# [元の文章]
• • • • • • •
トランスポート ルールの述語
適用先: Exchange Server 2007 SP3, Exchange Server 2007 SP2, Exchange Server 2007 SP1, Exchange Server 2007
トピックの最終更新日: 2007-04-09
ここでは、Microsoft Exchange Server 2007 ハブ トランスポート サーバーの役割またはエッジ トランスポート サーバーの役割がインストールされているコンピュータで使用することができる、述語、述語プロパティ、および値について説明します。Addresses
述語プロパティは複雑なため、これについてもさらに詳しく説明します。
Exchange 2007 では、トランスポート ルール エージェントは述語を使用して、トランスポート ルールで使用される条件と例外を作成します。ハブ トランスポート サーバーの役割およびエッジ トランスポート サーバーの役割は、どちらもサーバーの役割を通過する電子メール メッセージにトランスポート ルールを適用できます。ただし、各サーバーの役割で使用できる述語は異なります。
• • • • • • •
# [データ行]
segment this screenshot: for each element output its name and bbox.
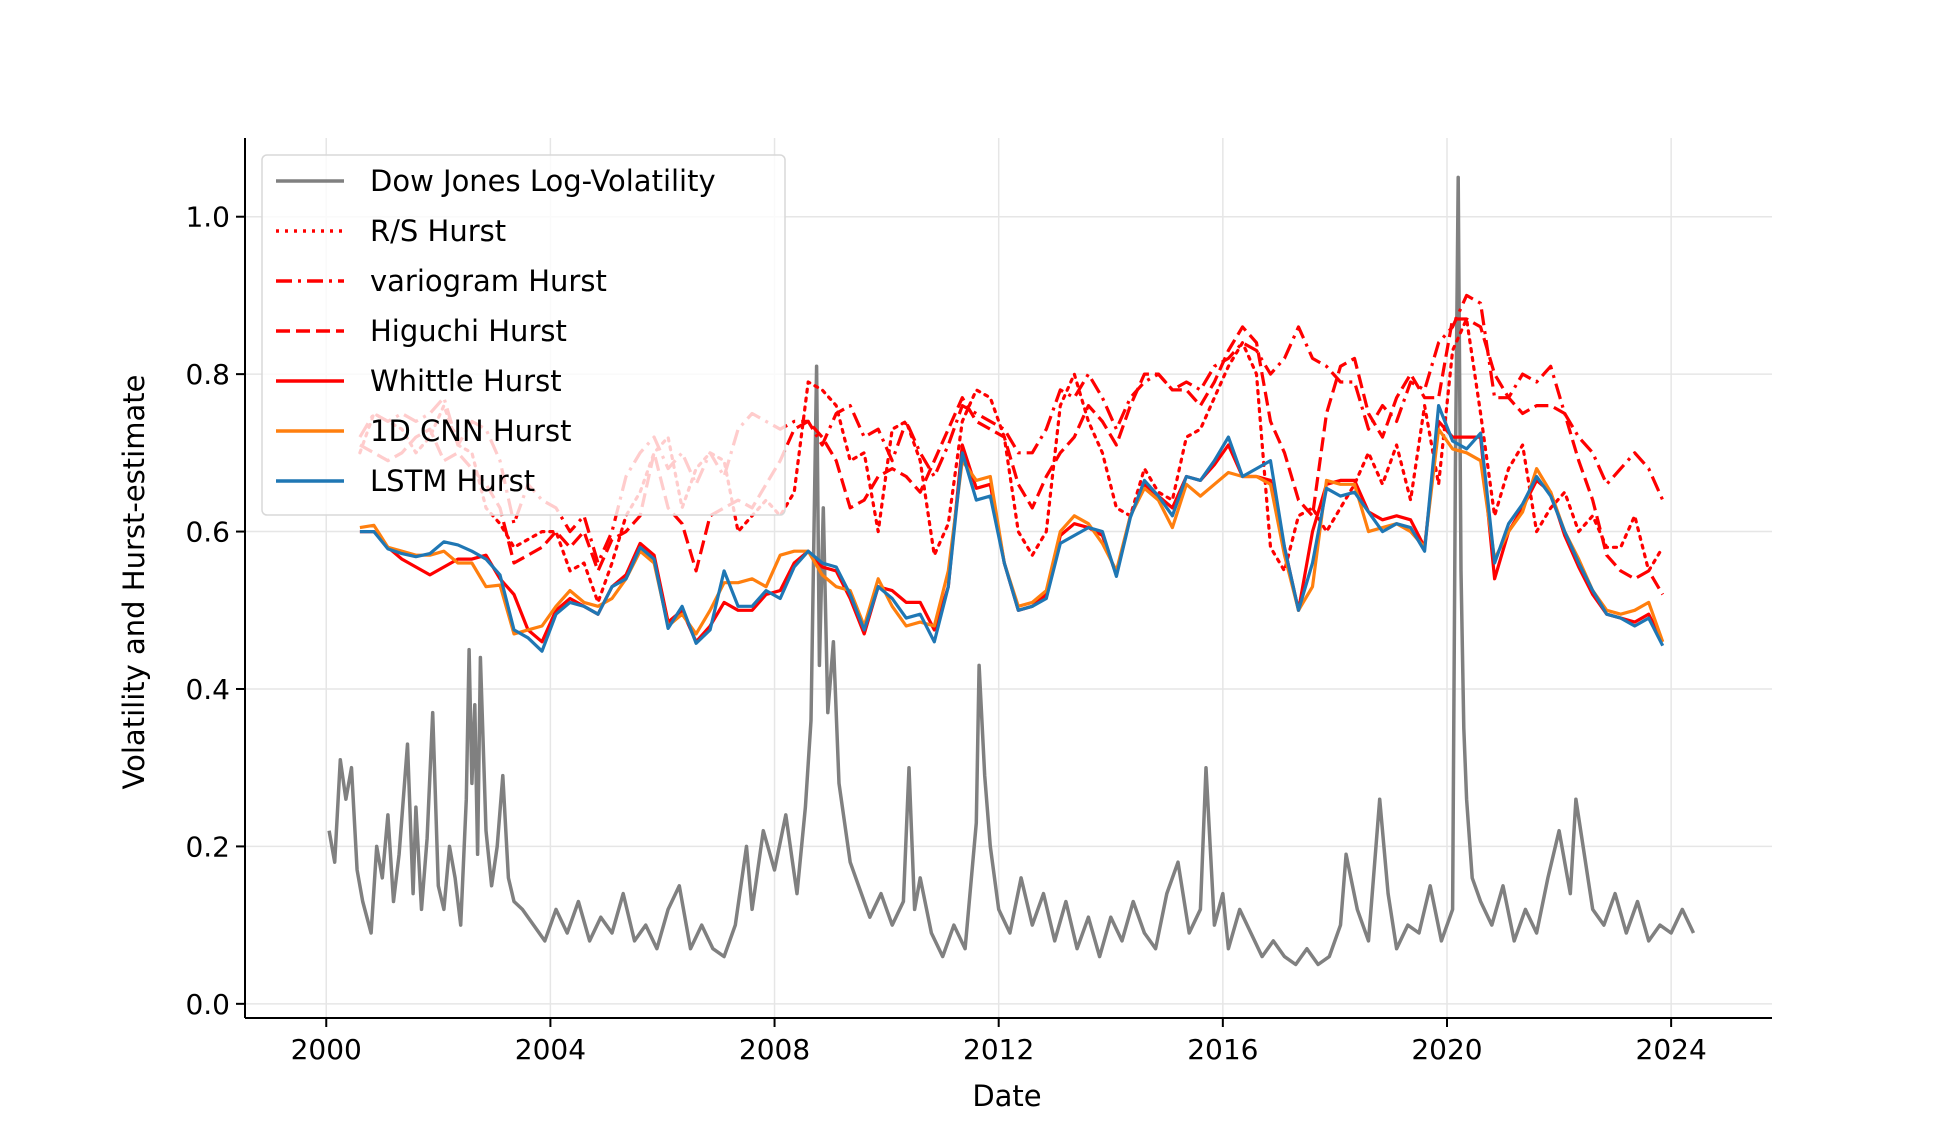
• • • • • • •
# [作業内容]
トランスポート ルールの述語についての文章を、最後の文のあとから書き続けてください。 資料は、トランスポート ルールの述語についての文章とは関係ありません。

# [作業の答え]
述語および述語プロパティ
述語は、特定の電子メール メッセージにトランスポート ルールを適用する必要があるかどうかを判断するために、メッセージを調べる条件または例外を指定します。一部の述語はメッセージの "宛先" フィールドまたは "差出人" フィールドを調べ、他の述語は件名、本文、または添付ファイルのサイズを調べます。メッセージにトランスポート ルールを適用する必要があるかどうかを判断するため、ほとんどの述語では、メッセージのテストに使用する値を指定する必要があります。これらの値は、述語の 1 つ以上のプロパティに割り当てられます。一部の述語は、述語プロパティを必要としません。
述語に値を割り当てるには、その述語の述語プロパティを判断する必要があります。たとえば、Words
述語プロパティは SubjectContains
条件と共に使用する必要があります。ハブ トランスポート サーバーで使用する必要がある述語プロパティについては、表 2 を参照してください。エッジ トランスポート サーバーで使用する必要がある述語プロパティについては、表 3 を参照してください。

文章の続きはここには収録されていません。